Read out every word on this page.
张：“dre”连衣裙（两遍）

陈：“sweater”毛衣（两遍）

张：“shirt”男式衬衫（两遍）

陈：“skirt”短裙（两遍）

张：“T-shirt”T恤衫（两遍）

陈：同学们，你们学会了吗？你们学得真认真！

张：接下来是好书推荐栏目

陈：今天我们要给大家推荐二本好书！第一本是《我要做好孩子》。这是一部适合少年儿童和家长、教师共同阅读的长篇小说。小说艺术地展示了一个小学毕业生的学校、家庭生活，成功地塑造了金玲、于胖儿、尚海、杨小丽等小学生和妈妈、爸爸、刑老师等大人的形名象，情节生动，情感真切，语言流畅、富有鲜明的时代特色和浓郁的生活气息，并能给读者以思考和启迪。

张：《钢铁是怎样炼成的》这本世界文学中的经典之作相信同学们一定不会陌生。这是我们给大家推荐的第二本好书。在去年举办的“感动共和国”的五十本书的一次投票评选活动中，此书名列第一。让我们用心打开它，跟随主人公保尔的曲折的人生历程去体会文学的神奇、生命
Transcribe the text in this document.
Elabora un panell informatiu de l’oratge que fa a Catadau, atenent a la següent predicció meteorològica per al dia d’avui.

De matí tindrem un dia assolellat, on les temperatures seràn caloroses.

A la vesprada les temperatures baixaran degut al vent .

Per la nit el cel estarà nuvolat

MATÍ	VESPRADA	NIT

________________

**JOB:** Your output consists solely of the lines from the one with "Transcribe the text in this document." through the last line, copied exactly.

**SOLUTION BELOW:**
Transcribe the text in this document.
Elabora un panell informatiu de l’oratge que fa a Catadau, atenent a la següent predicció meteorològica per al dia d’avui.

De matí tindrem un dia assolellat, on les temperatures seràn caloroses.

A la vesprada les temperatures baixaran degut al vent .

Per la nit el cel estarà nuvolat

MATÍ	VESPRADA	NIT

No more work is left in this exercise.